Listed entries:
+++

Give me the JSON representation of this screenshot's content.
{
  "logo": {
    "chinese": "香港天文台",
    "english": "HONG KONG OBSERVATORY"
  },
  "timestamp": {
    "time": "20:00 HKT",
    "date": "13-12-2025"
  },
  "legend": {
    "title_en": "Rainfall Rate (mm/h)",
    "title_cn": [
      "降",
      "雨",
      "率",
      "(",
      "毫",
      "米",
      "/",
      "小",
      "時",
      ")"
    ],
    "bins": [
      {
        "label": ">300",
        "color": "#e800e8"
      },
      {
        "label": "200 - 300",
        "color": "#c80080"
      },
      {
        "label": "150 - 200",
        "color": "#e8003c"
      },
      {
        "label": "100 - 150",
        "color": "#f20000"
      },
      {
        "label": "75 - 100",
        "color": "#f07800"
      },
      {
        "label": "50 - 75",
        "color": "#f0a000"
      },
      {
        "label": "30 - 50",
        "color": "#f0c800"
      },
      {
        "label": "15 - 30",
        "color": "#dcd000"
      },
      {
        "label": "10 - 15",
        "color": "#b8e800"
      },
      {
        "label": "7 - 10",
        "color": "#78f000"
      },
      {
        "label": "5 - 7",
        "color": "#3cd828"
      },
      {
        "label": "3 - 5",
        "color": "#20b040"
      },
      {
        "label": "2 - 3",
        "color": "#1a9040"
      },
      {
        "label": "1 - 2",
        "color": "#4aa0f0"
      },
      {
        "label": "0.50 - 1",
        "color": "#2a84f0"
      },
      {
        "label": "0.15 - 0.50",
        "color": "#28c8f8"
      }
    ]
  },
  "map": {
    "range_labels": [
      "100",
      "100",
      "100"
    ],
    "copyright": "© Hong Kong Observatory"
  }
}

+++

Go through the material above line by line and copy it exactly.

Solved problem:
Give me the JSON representation of this screenshot's content.
{
  "logo": {
    "chinese": "香港天文台",
    "english": "HONG KONG OBSERVATORY"
  },
  "timestamp": {
    "time": "20:00 HKT",
    "date": "13-12-2025"
  },
  "legend": {
    "title_en": "Rainfall Rate (mm/h)",
    "title_cn": [
      "降",
      "雨",
      "率",
      "(",
      "毫",
      "米",
      "/",
      "小",
      "時",
      ")"
    ],
    "bins": [
      {
        "label": ">300",
        "color": "#e800e8"
      },
      {
        "label": "200 - 300",
        "color": "#c80080"
      },
      {
        "label": "150 - 200",
        "color": "#e8003c"
      },
      {
        "label": "100 - 150",
        "color": "#f20000"
      },
      {
        "label": "75 - 100",
        "color": "#f07800"
      },
      {
        "label": "50 - 75",
        "color": "#f0a000"
      },
      {
        "label": "30 - 50",
        "color": "#f0c800"
      },
      {
        "label": "15 - 30",
        "color": "#dcd000"
      },
      {
        "label": "10 - 15",
        "color": "#b8e800"
      },
      {
        "label": "7 - 10",
        "color": "#78f000"
      },
      {
        "label": "5 - 7",
        "color": "#3cd828"
      },
      {
        "label": "3 - 5",
        "color": "#20b040"
      },
      {
        "label": "2 - 3",
        "color": "#1a9040"
      },
      {
        "label": "1 - 2",
        "color": "#4aa0f0"
      },
      {
        "label": "0.50 - 1",
        "color": "#2a84f0"
      },
      {
        "label": "0.15 - 0.50",
        "color": "#28c8f8"
      }
    ]
  },
  "map": {
    "range_labels": [
      "100",
      "100",
      "100"
    ],
    "copyright": "© Hong Kong Observatory"
  }
}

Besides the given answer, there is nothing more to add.